Figure record extracts.
::::::::::

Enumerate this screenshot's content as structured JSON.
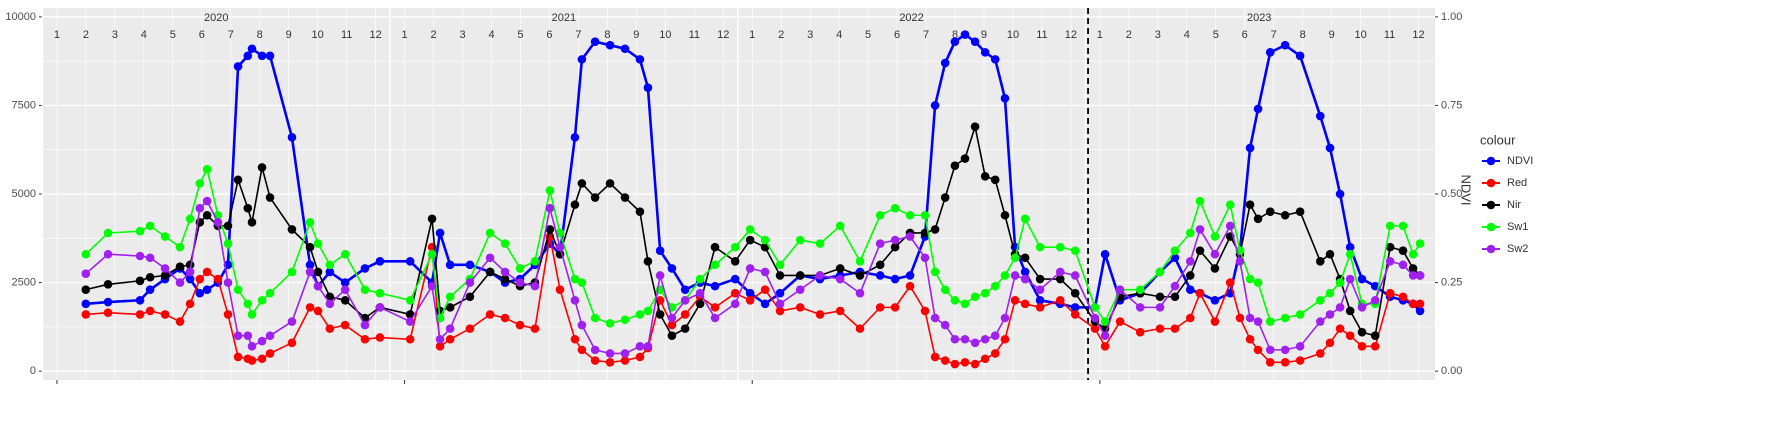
{
  "chart_data": {
    "type": "line",
    "x": [
      2020.083,
      2020.147,
      2020.239,
      2020.268,
      2020.311,
      2020.354,
      2020.383,
      2020.411,
      2020.432,
      2020.463,
      2020.492,
      2020.521,
      2020.549,
      2020.561,
      2020.59,
      2020.613,
      2020.676,
      2020.728,
      2020.751,
      2020.785,
      2020.829,
      2020.886,
      2020.929,
      2021.016,
      2021.079,
      2021.102,
      2021.131,
      2021.188,
      2021.246,
      2021.289,
      2021.332,
      2021.375,
      2021.418,
      2021.447,
      2021.49,
      2021.51,
      2021.548,
      2021.591,
      2021.634,
      2021.677,
      2021.7,
      2021.735,
      2021.769,
      2021.807,
      2021.85,
      2021.893,
      2021.951,
      2021.994,
      2022.037,
      2022.08,
      2022.138,
      2022.195,
      2022.253,
      2022.31,
      2022.368,
      2022.411,
      2022.454,
      2022.497,
      2022.526,
      2022.555,
      2022.583,
      2022.612,
      2022.641,
      2022.67,
      2022.699,
      2022.727,
      2022.756,
      2022.785,
      2022.828,
      2022.886,
      2022.929,
      2022.986,
      2023.015,
      2023.058,
      2023.116,
      2023.173,
      2023.216,
      2023.26,
      2023.288,
      2023.331,
      2023.375,
      2023.403,
      2023.432,
      2023.455,
      2023.49,
      2023.533,
      2023.576,
      2023.634,
      2023.662,
      2023.691,
      2023.72,
      2023.754,
      2023.792,
      2023.835,
      2023.872,
      2023.901,
      2023.921
    ],
    "series": [
      {
        "name": "NDVI",
        "color": "#0000ff",
        "axis": "y2",
        "values": [
          0.19,
          0.195,
          0.2,
          0.23,
          0.26,
          0.29,
          0.26,
          0.22,
          0.23,
          0.25,
          0.3,
          0.86,
          0.89,
          0.91,
          0.89,
          0.89,
          0.66,
          0.3,
          0.24,
          0.28,
          0.25,
          0.29,
          0.31,
          0.31,
          0.25,
          0.39,
          0.3,
          0.3,
          0.28,
          0.25,
          0.26,
          0.3,
          0.36,
          0.33,
          0.66,
          0.88,
          0.93,
          0.92,
          0.91,
          0.88,
          0.8,
          0.34,
          0.29,
          0.23,
          0.25,
          0.24,
          0.26,
          0.22,
          0.19,
          0.22,
          0.27,
          0.26,
          0.27,
          0.28,
          0.27,
          0.26,
          0.27,
          0.38,
          0.75,
          0.87,
          0.93,
          0.95,
          0.93,
          0.9,
          0.88,
          0.77,
          0.35,
          0.28,
          0.2,
          0.19,
          0.18,
          0.18,
          0.33,
          0.2,
          0.22,
          0.28,
          0.32,
          0.23,
          0.22,
          0.2,
          0.22,
          0.34,
          0.63,
          0.74,
          0.9,
          0.92,
          0.89,
          0.72,
          0.63,
          0.5,
          0.35,
          0.26,
          0.24,
          0.21,
          0.2,
          0.19,
          0.17
        ]
      },
      {
        "name": "Red",
        "color": "#ff0000",
        "values": [
          1600,
          1650,
          1600,
          1700,
          1600,
          1400,
          1900,
          2600,
          2800,
          2600,
          1600,
          400,
          350,
          300,
          350,
          500,
          800,
          1800,
          1700,
          1200,
          1300,
          900,
          950,
          900,
          3500,
          700,
          900,
          1200,
          1600,
          1500,
          1300,
          1200,
          3800,
          2300,
          900,
          600,
          300,
          250,
          300,
          400,
          650,
          2000,
          1300,
          1600,
          2100,
          1800,
          2200,
          2000,
          2300,
          1700,
          1800,
          1600,
          1700,
          1200,
          1800,
          1800,
          2400,
          1700,
          400,
          300,
          200,
          250,
          200,
          350,
          500,
          900,
          2000,
          1900,
          1800,
          2000,
          1600,
          1200,
          700,
          1400,
          1100,
          1200,
          1200,
          1500,
          2200,
          1400,
          2500,
          1500,
          900,
          600,
          250,
          250,
          300,
          500,
          800,
          1200,
          1000,
          700,
          700,
          2200,
          2100,
          1900,
          1900
        ]
      },
      {
        "name": "Nir",
        "color": "#000000",
        "values": [
          2300,
          2450,
          2550,
          2650,
          2700,
          2950,
          3000,
          4200,
          4400,
          4100,
          4100,
          5400,
          4600,
          4200,
          5750,
          4900,
          4000,
          3500,
          2800,
          2100,
          2000,
          1500,
          1800,
          1600,
          4300,
          1700,
          1800,
          2100,
          2800,
          2600,
          2400,
          2500,
          4000,
          3300,
          4700,
          5300,
          4900,
          5300,
          4900,
          4500,
          3100,
          1600,
          1000,
          1200,
          1900,
          3500,
          3100,
          3700,
          3500,
          2700,
          2700,
          2700,
          2900,
          2700,
          3000,
          3500,
          3900,
          3900,
          4000,
          4900,
          5800,
          6000,
          6900,
          5500,
          5400,
          4400,
          3300,
          3200,
          2600,
          2600,
          2200,
          1400,
          1200,
          2100,
          2200,
          2100,
          2100,
          2700,
          3400,
          2900,
          3800,
          3300,
          4700,
          4300,
          4500,
          4400,
          4500,
          3100,
          3300,
          2600,
          1700,
          1100,
          1000,
          3500,
          3400,
          2900,
          2700
        ]
      },
      {
        "name": "Sw1",
        "color": "#00ff00",
        "values": [
          3300,
          3900,
          3950,
          4100,
          3800,
          3500,
          4300,
          5300,
          5700,
          4400,
          3600,
          2300,
          1900,
          1600,
          2000,
          2200,
          2800,
          4200,
          3600,
          3000,
          3300,
          2300,
          2200,
          2000,
          3300,
          1500,
          2100,
          2600,
          3900,
          3600,
          2900,
          3100,
          5100,
          3900,
          2600,
          2500,
          1500,
          1350,
          1450,
          1600,
          1700,
          2300,
          1800,
          2000,
          2600,
          3000,
          3500,
          4000,
          3700,
          3000,
          3700,
          3600,
          4100,
          3100,
          4400,
          4600,
          4400,
          4400,
          2800,
          2300,
          2000,
          1900,
          2100,
          2200,
          2400,
          2700,
          3200,
          4300,
          3500,
          3500,
          3400,
          1800,
          1400,
          2300,
          2300,
          2800,
          3400,
          3900,
          4800,
          3800,
          4700,
          3400,
          2600,
          2500,
          1400,
          1500,
          1600,
          2000,
          2200,
          2500,
          3300,
          1900,
          1900,
          4100,
          4100,
          3300,
          3600
        ]
      },
      {
        "name": "Sw2",
        "color": "#a020f0",
        "values": [
          2750,
          3300,
          3250,
          3200,
          2900,
          2500,
          2800,
          4600,
          4800,
          4200,
          2500,
          1000,
          1000,
          700,
          850,
          1000,
          1400,
          2800,
          2400,
          1900,
          2300,
          1300,
          1800,
          1400,
          2400,
          900,
          1200,
          2500,
          3200,
          2800,
          2500,
          2400,
          4600,
          3500,
          2000,
          1300,
          600,
          500,
          500,
          700,
          700,
          2700,
          1500,
          2000,
          2200,
          1500,
          1900,
          2900,
          2800,
          1900,
          2300,
          2700,
          2600,
          2200,
          3600,
          3700,
          3800,
          3200,
          1500,
          1300,
          900,
          900,
          800,
          900,
          1000,
          1500,
          2700,
          2600,
          2300,
          2800,
          2700,
          1500,
          1000,
          2300,
          1800,
          1800,
          2400,
          3100,
          4000,
          3300,
          4100,
          3100,
          1500,
          1400,
          600,
          600,
          700,
          1400,
          1600,
          1800,
          2600,
          1800,
          2000,
          3100,
          3000,
          2700,
          2700
        ]
      }
    ],
    "xlim": [
      2019.957,
      2023.964
    ],
    "xticks": [
      2020,
      2021,
      2022,
      2023
    ],
    "months": [
      1,
      2,
      3,
      4,
      5,
      6,
      7,
      8,
      9,
      10,
      11,
      12
    ],
    "ylim": [
      -250,
      10250
    ],
    "yticks": [
      0,
      2500,
      5000,
      7500,
      10000
    ],
    "y2lim": [
      -0.025,
      1.025
    ],
    "y2ticks": [
      {
        "value": 0,
        "label": "0.00"
      },
      {
        "value": 0.25,
        "label": "0.25"
      },
      {
        "value": 0.5,
        "label": "0.50"
      },
      {
        "value": 0.75,
        "label": "0.75"
      },
      {
        "value": 1,
        "label": "1.00"
      }
    ],
    "y2label": "NDVI",
    "vline": 2022.966,
    "legend_title": "colour",
    "legend": "right",
    "grid": true
  }
}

::::::::::

Task statement. Looking at the records above, count the lines where the word "name" appears. State only the number.

Response to the task. 5